**Exercise details:** Repeat the listing that follows, character for character, minus the pictures.

**Listing:**
>>>>
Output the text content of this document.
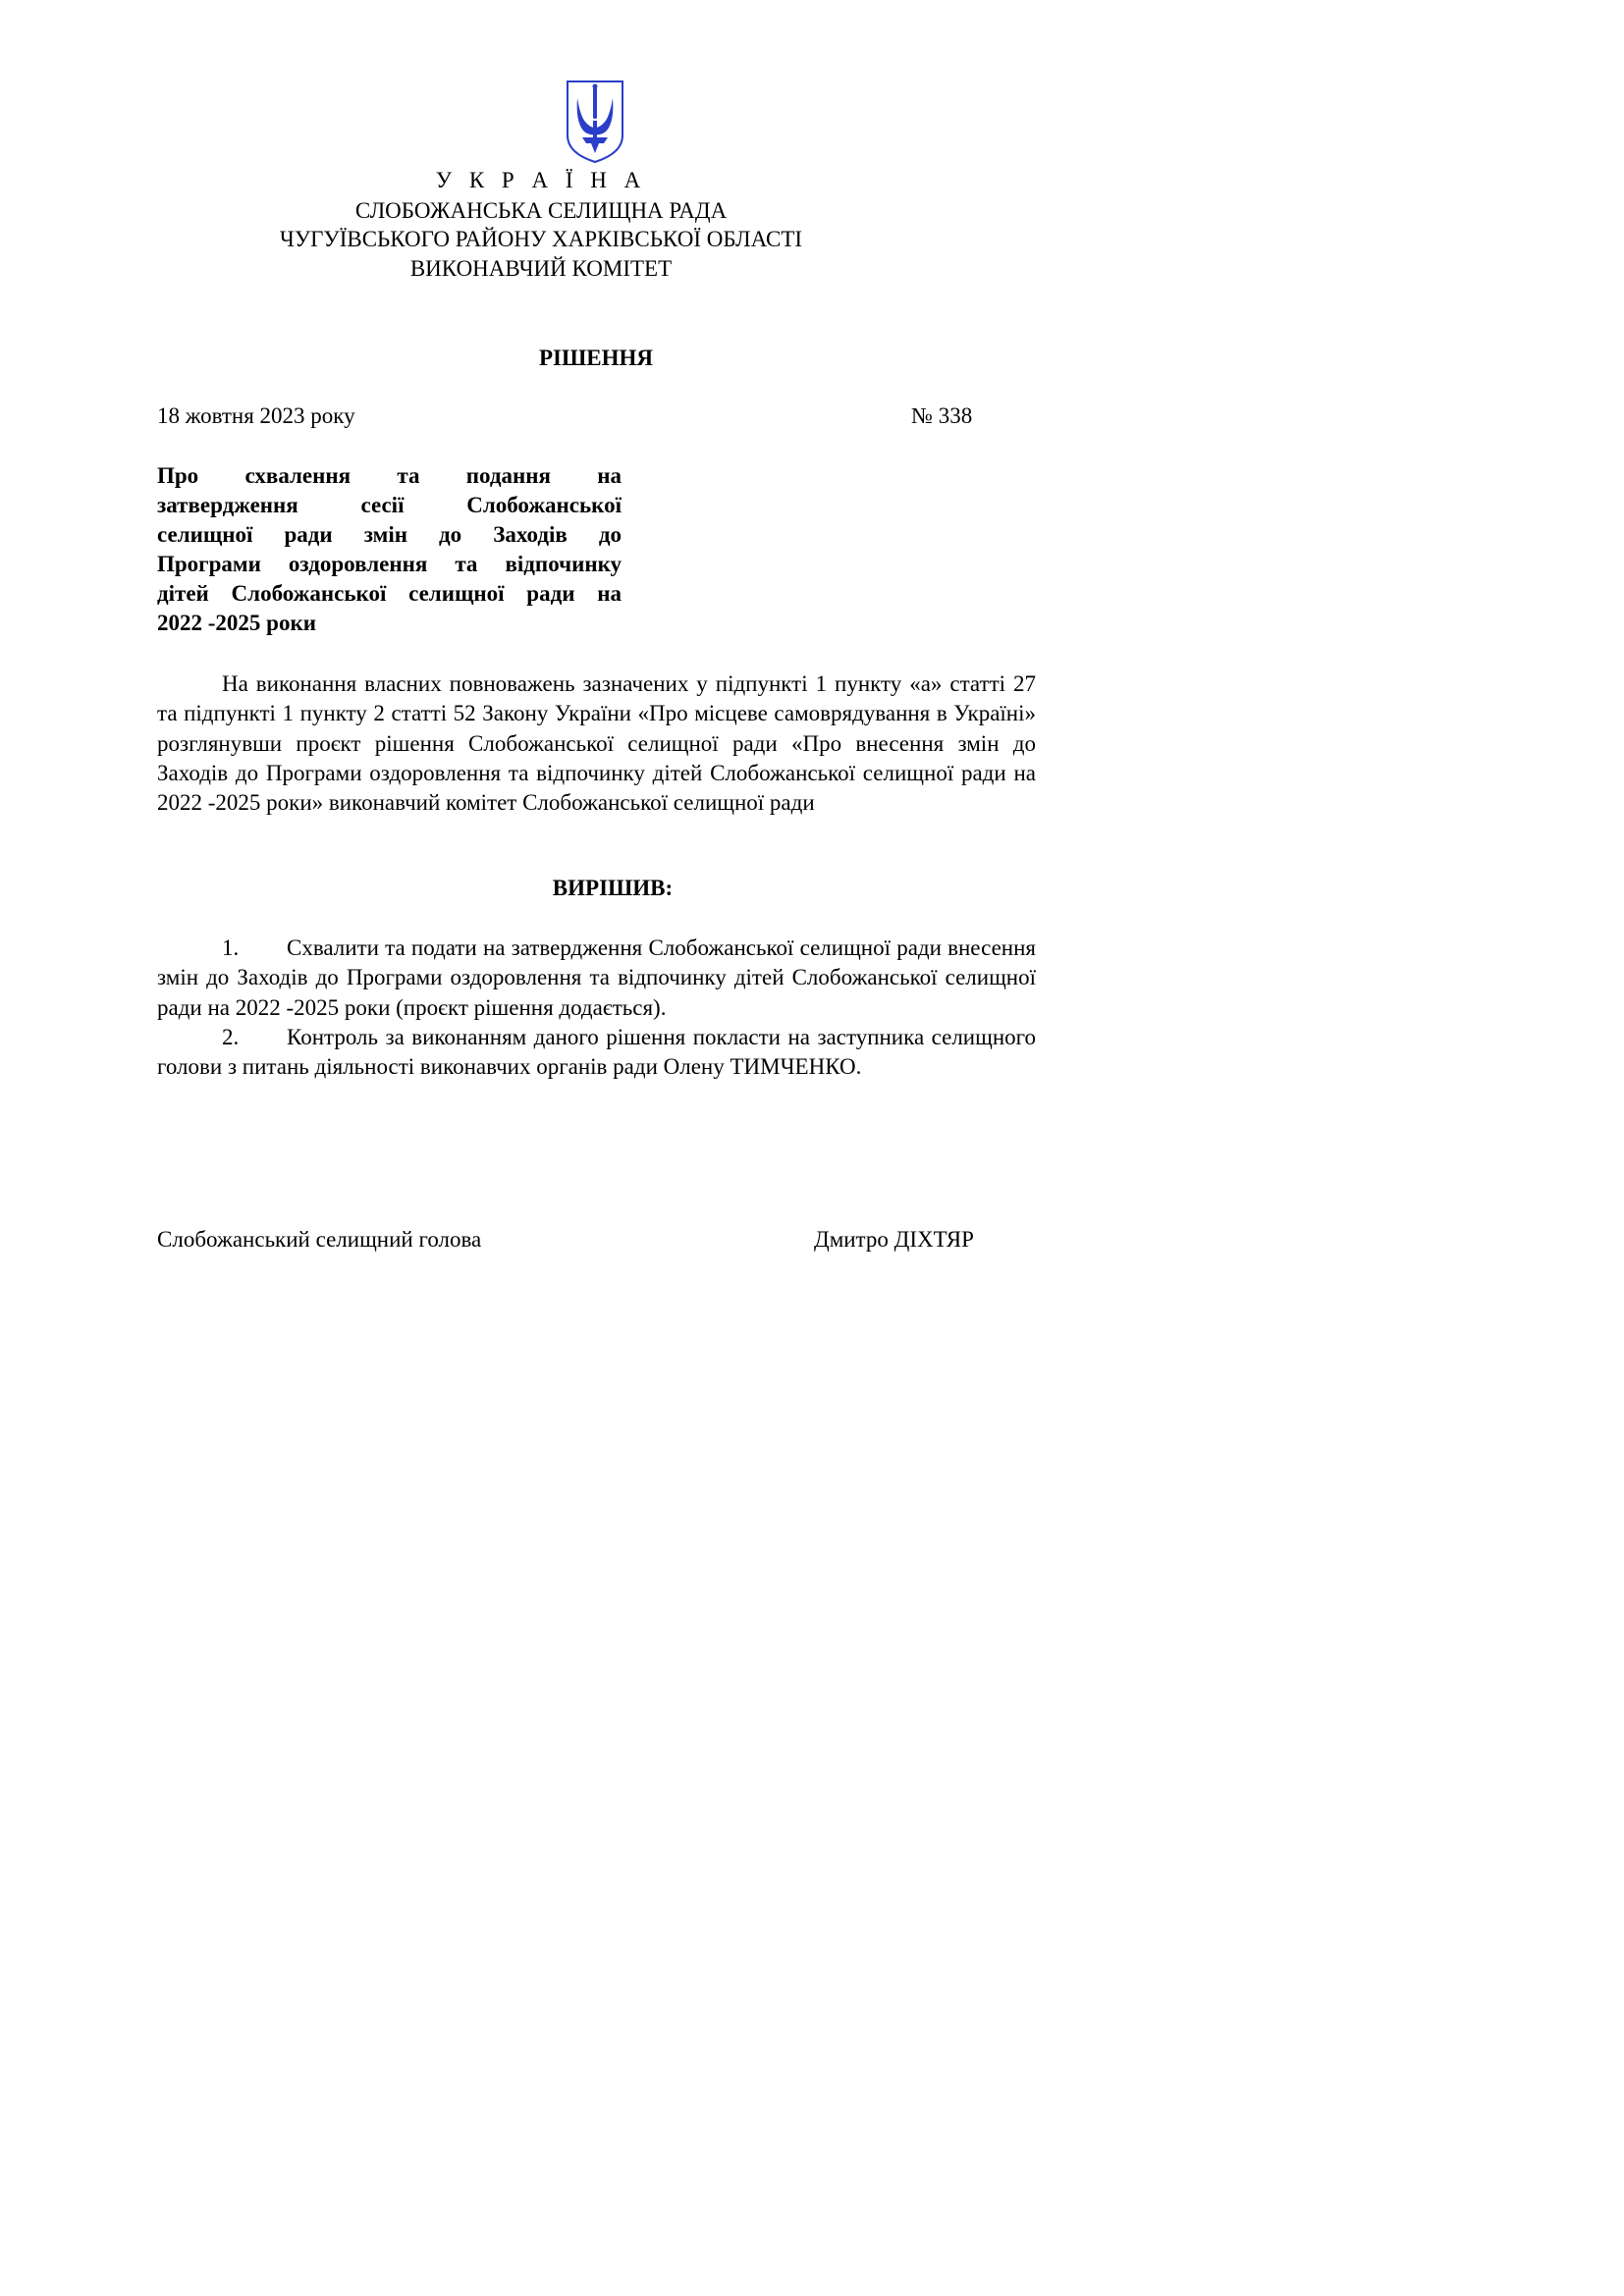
У К Р А Ї Н А
СЛОБОЖАНСЬКА СЕЛИЩНА РАДА
ЧУГУЇВСЬКОГО РАЙОНУ ХАРКІВСЬКОЇ ОБЛАСТІ
ВИКОНАВЧИЙ КОМІТЕТ
РІШЕННЯ
18 жовтня 2023 року	№ 338
Про схвалення та подання на
затвердження сесії Слобожанської
селищної ради змін до Заходів до
Програми оздоровлення та відпочинку
дітей Слобожанської селищної ради на
2022 -2025 роки
На виконання власних повноважень зазначених у підпункті 1 пункту «а» статті 27 та підпункті 1 пункту 2 статті 52 Закону України «Про місцеве самоврядування в Україні» розглянувши проєкт рішення Слобожанської селищної ради «Про внесення змін до Заходів до Програми оздоровлення та відпочинку дітей Слобожанської селищної ради на 2022 -2025 роки» виконавчий комітет Слобожанської селищної ради
ВИРІШИВ:

1. Схвалити та подати на затвердження Слобожанської селищної ради внесення змін до Заходів до Програми оздоровлення та відпочинку дітей Слобожанської селищної ради на 2022 -2025 роки (проєкт рішення додається).

2. Контроль за виконанням даного рішення покласти на заступника селищного голови з питань діяльності виконавчих органів ради Олену ТИМЧЕНКО.

Слобожанський селищний голова	Дмитро ДІХТЯР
<<<<
**Expected answer:**
Output the text content of this document.
У К Р А Ї Н А
СЛОБОЖАНСЬКА СЕЛИЩНА РАДА
ЧУГУЇВСЬКОГО РАЙОНУ ХАРКІВСЬКОЇ ОБЛАСТІ
ВИКОНАВЧИЙ КОМІТЕТ
РІШЕННЯ
18 жовтня 2023 року	№ 338
Про схвалення та подання на
затвердження сесії Слобожанської
селищної ради змін до Заходів до
Програми оздоровлення та відпочинку
дітей Слобожанської селищної ради на
2022 -2025 роки
На виконання власних повноважень зазначених у підпункті 1 пункту «а» статті 27 та підпункті 1 пункту 2 статті 52 Закону України «Про місцеве самоврядування в Україні» розглянувши проєкт рішення Слобожанської селищної ради «Про внесення змін до Заходів до Програми оздоровлення та відпочинку дітей Слобожанської селищної ради на 2022 -2025 роки» виконавчий комітет Слобожанської селищної ради
ВИРІШИВ:

1. Схвалити та подати на затвердження Слобожанської селищної ради внесення змін до Заходів до Програми оздоровлення та відпочинку дітей Слобожанської селищної ради на 2022 -2025 роки (проєкт рішення додається).

2. Контроль за виконанням даного рішення покласти на заступника селищного голови з питань діяльності виконавчих органів ради Олену ТИМЧЕНКО.

Слобожанський селищний голова	Дмитро ДІХТЯР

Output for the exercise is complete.